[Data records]
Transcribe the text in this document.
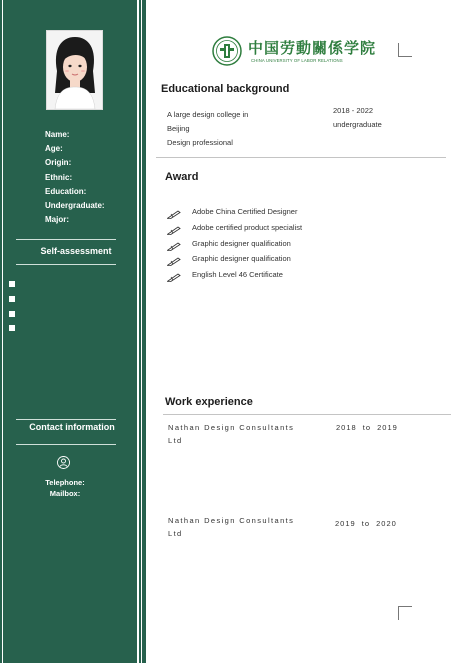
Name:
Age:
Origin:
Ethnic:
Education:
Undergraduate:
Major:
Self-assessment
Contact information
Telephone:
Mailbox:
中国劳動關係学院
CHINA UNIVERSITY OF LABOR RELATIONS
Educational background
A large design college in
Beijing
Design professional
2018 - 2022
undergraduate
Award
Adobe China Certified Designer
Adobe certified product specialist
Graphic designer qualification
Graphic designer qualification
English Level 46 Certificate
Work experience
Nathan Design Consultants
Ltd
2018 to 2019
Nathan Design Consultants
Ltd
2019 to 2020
...
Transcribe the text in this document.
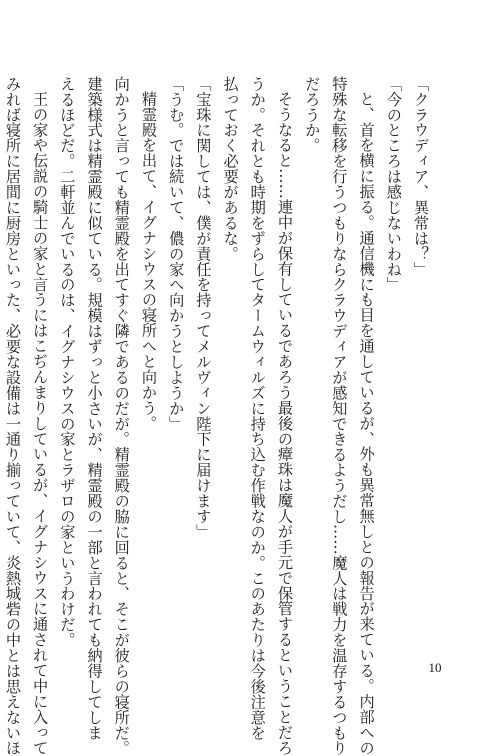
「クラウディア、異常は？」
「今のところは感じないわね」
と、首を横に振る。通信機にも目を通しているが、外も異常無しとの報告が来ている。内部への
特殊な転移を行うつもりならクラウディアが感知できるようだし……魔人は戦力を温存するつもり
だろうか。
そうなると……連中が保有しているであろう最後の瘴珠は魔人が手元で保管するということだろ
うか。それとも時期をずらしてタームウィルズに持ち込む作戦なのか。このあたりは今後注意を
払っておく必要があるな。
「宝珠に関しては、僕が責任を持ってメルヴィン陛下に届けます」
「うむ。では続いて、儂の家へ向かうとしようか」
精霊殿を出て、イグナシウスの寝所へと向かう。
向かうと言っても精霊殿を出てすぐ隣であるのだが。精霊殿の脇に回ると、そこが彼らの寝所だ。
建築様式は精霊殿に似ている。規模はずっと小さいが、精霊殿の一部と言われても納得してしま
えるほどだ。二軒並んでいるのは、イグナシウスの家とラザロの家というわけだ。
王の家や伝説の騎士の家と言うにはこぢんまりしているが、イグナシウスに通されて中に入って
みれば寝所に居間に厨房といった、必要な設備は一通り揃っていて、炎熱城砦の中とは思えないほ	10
==
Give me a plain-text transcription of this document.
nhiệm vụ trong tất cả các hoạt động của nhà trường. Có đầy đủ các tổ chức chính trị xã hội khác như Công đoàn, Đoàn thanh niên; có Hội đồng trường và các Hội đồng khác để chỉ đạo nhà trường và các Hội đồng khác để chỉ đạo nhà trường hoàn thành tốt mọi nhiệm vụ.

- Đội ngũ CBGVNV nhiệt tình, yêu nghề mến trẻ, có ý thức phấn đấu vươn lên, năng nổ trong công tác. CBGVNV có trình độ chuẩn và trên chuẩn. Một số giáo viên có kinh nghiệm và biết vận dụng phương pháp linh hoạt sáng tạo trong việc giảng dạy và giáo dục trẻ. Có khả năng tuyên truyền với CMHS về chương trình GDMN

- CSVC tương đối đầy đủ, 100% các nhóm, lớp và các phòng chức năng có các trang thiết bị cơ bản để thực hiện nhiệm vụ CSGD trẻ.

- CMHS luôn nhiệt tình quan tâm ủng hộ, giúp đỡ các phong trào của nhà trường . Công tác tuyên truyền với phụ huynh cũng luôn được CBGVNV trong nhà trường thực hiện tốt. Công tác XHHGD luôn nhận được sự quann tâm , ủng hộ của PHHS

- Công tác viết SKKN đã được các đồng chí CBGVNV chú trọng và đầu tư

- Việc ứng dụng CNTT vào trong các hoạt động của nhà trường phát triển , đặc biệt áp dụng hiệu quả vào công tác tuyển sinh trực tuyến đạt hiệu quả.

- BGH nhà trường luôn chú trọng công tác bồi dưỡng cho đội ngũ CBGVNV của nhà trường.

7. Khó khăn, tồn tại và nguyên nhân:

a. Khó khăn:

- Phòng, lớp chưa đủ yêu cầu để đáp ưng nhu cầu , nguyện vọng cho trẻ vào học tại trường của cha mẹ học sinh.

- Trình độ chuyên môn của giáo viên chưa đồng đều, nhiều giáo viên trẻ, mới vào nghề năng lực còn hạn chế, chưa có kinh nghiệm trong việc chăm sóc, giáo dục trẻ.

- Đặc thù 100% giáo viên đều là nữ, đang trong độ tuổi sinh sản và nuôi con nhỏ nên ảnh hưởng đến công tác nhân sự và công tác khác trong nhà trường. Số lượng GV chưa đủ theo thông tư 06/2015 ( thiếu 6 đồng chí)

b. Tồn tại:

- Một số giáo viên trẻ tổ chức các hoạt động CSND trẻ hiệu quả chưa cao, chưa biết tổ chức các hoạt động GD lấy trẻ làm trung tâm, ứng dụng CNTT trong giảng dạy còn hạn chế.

* Short task
Of the lines above, how many include the word "giáo"? Reply with the number alone.

* Task response
4